Request: Format every line of the material below as a Markdown table with the columns "Row" and "Entry". Put the row number in "Row" and the line itself in "Entry". Skip blank lines and leave the pictures out.

Recorded information:

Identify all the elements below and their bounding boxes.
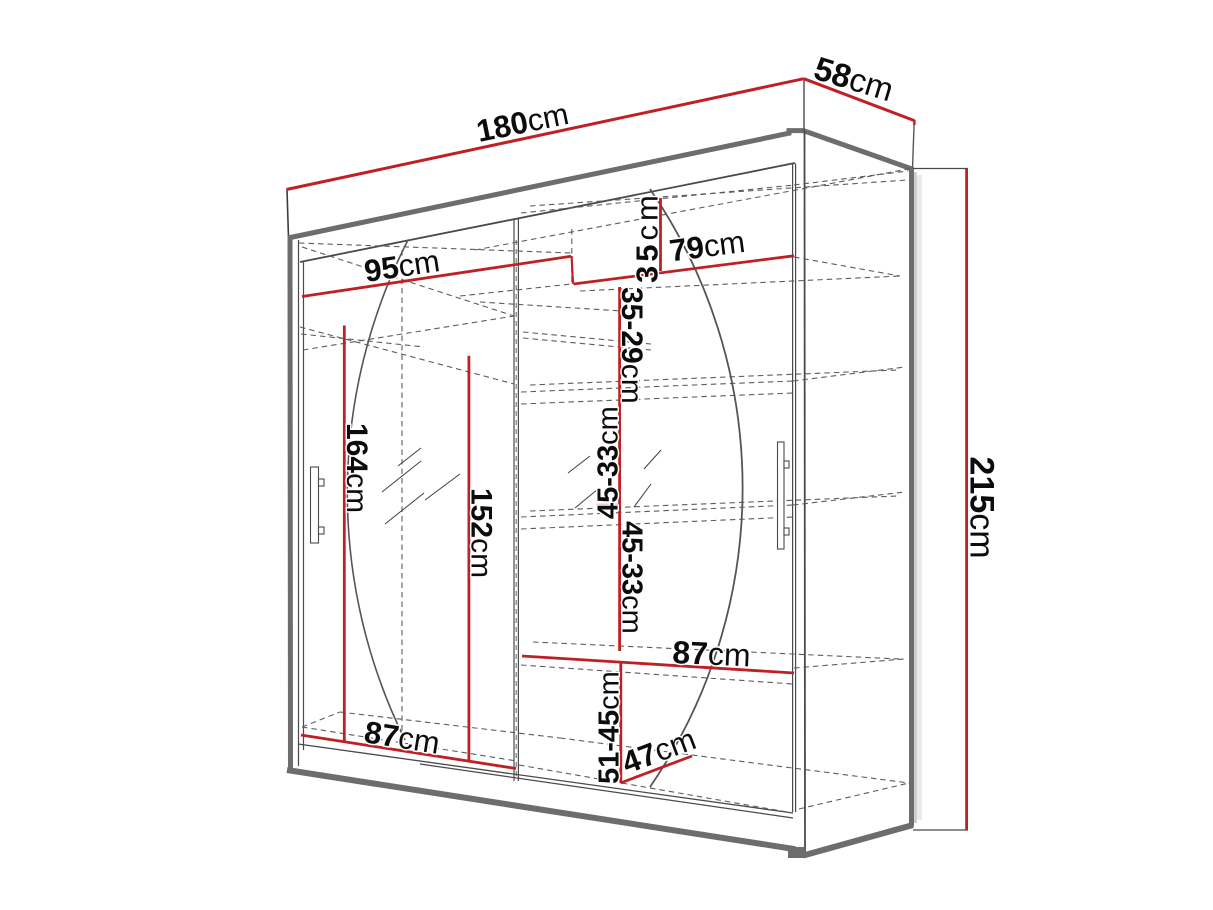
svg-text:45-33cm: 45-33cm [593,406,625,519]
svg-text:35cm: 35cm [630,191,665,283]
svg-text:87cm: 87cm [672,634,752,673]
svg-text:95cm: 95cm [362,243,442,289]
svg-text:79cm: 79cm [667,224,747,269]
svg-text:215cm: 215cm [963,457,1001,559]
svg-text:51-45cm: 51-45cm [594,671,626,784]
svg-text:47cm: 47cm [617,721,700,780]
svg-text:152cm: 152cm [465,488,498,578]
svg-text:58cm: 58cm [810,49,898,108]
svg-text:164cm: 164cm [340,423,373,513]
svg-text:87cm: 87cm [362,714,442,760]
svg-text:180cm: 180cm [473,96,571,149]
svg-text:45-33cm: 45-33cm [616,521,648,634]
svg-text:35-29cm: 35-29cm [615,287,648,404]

Full output:
| Row | Entry |
|---|---|
| 1 | Identify all the elements below and their bounding boxes. |
| 2 | svg-text:45-33cm: 45-33cm [593,406,625,519] |
| 3 | svg-text:35cm: 35cm [630,191,665,283] |
| 4 | svg-text:87cm: 87cm [672,634,752,673] |
| 5 | svg-text:95cm: 95cm [362,243,442,289] |
| 6 | svg-text:79cm: 79cm [667,224,747,269] |
| 7 | svg-text:215cm: 215cm [963,457,1001,559] |
| 8 | svg-text:51-45cm: 51-45cm [594,671,626,784] |
| 9 | svg-text:47cm: 47cm [617,721,700,780] |
| 10 | svg-text:152cm: 152cm [465,488,498,578] |
| 11 | svg-text:58cm: 58cm [810,49,898,108] |
| 12 | svg-text:164cm: 164cm [340,423,373,513] |
| 13 | svg-text:87cm: 87cm [362,714,442,760] |
| 14 | svg-text:180cm: 180cm [473,96,571,149] |
| 15 | svg-text:45-33cm: 45-33cm [616,521,648,634] |
| 16 | svg-text:35-29cm: 35-29cm [615,287,648,404] |